Figure dataset records:

──────────

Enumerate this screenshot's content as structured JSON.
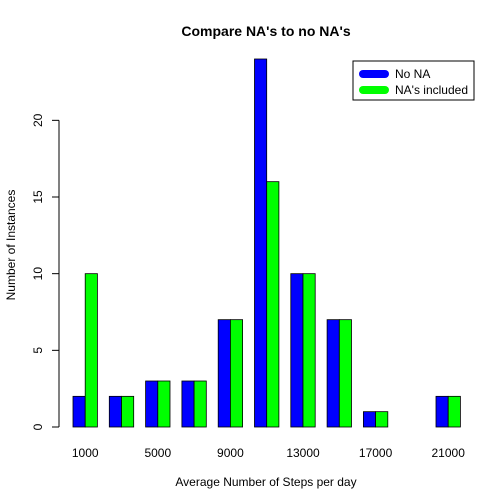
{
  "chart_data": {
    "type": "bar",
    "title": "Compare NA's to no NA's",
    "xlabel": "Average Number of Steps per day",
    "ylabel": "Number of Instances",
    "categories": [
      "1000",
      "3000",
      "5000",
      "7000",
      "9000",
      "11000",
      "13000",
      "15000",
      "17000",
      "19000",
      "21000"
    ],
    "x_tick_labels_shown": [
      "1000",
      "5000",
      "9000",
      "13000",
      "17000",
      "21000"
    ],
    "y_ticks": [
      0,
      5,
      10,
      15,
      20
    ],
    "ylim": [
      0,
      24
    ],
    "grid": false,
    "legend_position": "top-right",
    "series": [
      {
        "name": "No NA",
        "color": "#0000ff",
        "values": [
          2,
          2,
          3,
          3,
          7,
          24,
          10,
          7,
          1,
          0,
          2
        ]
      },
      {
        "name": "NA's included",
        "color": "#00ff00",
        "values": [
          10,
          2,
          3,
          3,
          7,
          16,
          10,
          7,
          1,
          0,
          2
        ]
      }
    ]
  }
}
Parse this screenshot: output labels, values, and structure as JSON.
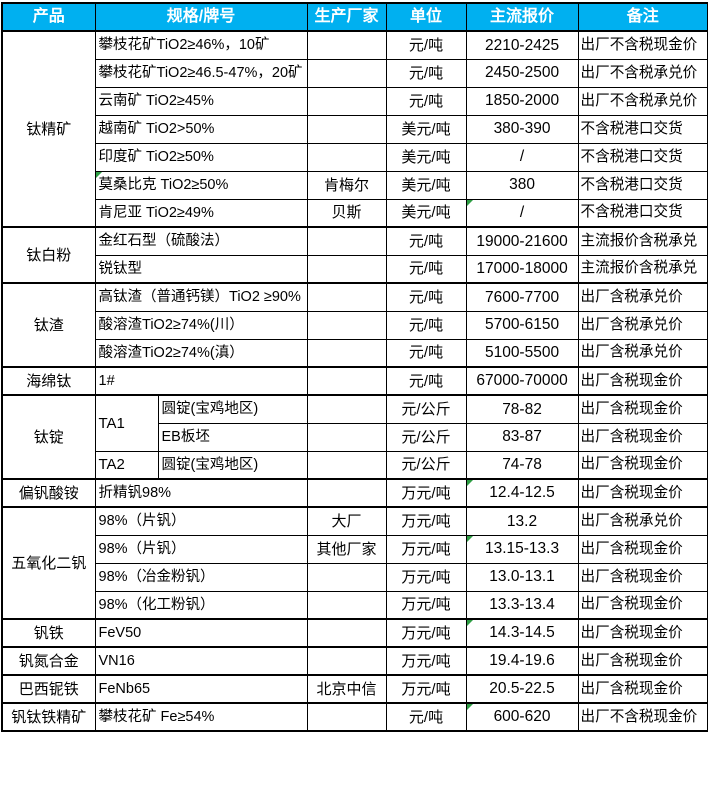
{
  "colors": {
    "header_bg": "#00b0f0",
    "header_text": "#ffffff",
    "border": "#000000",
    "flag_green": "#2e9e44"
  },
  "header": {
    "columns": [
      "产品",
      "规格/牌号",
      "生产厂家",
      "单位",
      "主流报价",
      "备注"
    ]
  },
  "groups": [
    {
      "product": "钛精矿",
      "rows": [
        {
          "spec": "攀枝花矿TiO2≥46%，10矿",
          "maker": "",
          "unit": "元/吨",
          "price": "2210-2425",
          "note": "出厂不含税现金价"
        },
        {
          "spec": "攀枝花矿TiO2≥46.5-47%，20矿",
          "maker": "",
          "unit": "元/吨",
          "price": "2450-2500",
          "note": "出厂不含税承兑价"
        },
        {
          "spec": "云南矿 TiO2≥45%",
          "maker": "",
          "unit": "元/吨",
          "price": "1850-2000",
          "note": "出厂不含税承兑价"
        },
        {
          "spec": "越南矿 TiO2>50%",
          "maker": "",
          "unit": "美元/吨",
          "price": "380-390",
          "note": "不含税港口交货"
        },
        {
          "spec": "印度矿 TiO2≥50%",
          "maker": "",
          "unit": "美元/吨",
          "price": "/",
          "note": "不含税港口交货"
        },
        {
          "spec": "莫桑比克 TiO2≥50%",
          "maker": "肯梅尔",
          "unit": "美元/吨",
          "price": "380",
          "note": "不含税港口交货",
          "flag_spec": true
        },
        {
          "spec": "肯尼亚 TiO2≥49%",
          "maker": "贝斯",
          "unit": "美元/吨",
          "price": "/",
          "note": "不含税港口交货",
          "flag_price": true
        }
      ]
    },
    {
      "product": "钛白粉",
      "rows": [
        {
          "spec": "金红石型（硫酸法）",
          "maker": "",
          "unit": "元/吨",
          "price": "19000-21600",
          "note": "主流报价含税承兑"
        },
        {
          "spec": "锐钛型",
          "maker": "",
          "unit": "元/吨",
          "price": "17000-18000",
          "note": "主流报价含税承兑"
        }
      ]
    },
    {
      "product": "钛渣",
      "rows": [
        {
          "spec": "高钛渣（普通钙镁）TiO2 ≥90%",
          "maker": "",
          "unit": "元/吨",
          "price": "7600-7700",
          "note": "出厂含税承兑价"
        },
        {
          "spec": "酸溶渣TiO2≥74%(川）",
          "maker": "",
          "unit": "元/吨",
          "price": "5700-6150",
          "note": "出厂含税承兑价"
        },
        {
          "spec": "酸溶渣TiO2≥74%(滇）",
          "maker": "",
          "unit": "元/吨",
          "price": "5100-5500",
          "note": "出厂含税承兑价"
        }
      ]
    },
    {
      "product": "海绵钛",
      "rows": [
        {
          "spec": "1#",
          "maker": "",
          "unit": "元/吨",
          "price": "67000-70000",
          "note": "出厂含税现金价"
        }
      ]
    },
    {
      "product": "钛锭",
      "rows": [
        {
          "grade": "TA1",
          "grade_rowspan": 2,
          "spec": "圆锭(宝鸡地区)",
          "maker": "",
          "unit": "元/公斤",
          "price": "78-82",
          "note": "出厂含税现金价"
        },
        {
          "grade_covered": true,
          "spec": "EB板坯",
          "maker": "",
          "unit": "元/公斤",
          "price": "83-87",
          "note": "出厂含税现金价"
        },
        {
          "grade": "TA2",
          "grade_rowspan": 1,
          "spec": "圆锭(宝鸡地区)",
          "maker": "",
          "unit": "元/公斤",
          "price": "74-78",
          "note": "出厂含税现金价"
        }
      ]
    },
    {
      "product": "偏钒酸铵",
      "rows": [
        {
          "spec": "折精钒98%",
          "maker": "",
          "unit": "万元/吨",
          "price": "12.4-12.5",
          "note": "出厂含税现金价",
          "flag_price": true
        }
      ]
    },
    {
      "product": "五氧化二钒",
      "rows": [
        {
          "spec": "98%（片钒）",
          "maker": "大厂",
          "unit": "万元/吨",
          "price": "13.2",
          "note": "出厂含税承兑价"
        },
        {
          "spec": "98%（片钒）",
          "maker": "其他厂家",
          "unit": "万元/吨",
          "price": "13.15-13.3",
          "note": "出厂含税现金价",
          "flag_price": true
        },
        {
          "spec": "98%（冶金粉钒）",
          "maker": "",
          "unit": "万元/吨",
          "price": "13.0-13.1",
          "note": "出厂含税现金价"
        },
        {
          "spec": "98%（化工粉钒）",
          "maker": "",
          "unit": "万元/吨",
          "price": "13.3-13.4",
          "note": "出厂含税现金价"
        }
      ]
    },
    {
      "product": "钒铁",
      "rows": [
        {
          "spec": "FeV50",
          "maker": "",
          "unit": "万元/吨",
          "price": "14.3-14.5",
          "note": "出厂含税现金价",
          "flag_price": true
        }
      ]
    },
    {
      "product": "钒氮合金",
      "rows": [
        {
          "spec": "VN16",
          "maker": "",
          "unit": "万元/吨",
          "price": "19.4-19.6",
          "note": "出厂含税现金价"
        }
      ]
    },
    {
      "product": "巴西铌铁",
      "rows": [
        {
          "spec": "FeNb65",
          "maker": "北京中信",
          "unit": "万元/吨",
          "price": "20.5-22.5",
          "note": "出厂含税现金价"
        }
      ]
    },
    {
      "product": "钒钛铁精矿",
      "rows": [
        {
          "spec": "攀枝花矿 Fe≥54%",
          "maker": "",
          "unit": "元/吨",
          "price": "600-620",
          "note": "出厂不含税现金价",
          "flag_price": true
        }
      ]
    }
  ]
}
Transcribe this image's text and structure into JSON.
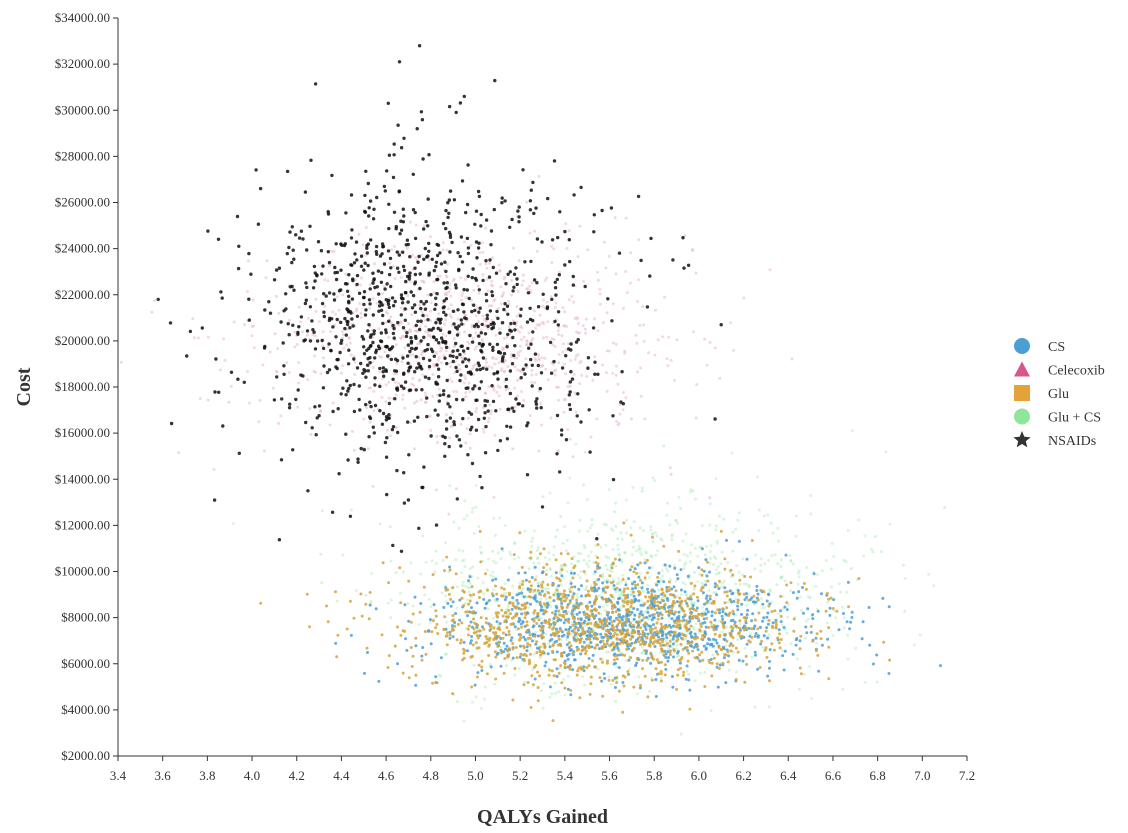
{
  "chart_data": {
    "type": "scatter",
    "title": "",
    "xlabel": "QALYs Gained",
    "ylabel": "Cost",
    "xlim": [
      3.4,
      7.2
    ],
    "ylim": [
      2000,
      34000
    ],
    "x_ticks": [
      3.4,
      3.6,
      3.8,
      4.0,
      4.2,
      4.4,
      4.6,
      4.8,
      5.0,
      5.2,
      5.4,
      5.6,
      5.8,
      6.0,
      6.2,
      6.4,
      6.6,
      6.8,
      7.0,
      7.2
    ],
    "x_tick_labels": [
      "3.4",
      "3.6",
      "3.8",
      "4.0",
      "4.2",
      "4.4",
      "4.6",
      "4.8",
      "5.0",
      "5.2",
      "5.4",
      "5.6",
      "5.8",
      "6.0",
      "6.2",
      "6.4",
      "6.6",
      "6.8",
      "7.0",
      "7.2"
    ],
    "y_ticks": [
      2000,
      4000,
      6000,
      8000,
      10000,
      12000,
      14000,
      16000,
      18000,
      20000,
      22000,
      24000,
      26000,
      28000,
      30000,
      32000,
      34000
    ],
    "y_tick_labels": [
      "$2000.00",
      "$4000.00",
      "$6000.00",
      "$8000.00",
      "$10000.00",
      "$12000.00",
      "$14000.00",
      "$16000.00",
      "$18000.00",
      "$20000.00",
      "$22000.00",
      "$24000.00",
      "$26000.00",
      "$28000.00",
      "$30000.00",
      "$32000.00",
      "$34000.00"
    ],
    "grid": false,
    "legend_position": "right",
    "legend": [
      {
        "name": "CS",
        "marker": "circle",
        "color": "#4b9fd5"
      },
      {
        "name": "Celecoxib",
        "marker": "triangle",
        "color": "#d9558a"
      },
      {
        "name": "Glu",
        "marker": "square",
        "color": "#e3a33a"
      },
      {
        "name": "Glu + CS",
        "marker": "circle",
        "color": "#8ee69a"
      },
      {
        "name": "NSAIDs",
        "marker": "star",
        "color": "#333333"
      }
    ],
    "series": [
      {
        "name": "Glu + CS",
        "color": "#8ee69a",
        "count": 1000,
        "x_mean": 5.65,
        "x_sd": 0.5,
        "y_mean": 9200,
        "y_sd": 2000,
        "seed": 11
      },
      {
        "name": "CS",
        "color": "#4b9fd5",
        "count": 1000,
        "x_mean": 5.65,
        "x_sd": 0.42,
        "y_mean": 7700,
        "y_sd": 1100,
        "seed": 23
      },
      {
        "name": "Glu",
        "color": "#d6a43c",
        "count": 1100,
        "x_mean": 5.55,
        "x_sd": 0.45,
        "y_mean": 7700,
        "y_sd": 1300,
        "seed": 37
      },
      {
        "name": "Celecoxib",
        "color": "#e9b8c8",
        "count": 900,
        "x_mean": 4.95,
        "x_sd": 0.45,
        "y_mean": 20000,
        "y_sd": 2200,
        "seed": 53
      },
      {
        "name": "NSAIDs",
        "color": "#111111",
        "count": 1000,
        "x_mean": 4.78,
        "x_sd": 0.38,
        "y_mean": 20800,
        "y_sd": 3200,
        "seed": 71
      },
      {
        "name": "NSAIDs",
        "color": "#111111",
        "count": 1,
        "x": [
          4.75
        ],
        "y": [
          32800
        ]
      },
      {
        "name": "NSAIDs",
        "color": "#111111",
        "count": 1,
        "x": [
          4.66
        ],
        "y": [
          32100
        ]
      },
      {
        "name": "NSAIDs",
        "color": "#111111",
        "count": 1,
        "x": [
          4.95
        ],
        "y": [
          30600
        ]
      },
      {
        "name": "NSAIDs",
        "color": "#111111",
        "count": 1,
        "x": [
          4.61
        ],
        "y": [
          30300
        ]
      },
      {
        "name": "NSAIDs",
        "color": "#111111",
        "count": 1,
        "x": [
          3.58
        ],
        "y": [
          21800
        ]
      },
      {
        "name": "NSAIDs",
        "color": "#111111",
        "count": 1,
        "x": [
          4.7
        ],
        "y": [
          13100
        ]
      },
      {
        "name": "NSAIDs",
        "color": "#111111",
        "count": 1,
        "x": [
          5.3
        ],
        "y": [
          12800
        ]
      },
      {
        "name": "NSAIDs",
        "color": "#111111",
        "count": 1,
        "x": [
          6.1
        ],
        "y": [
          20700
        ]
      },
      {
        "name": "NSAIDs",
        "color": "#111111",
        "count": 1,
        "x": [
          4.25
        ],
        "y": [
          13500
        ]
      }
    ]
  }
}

──────────

BRIEF:
Copy out the lines that hold "this".

COMPLETE OUTPUT:
Enumerate this screenshot's content as structured JSON.
Parse this screenshot: output labels, values, and structure as JSON.
Transcribe this image's text and structure into JSON.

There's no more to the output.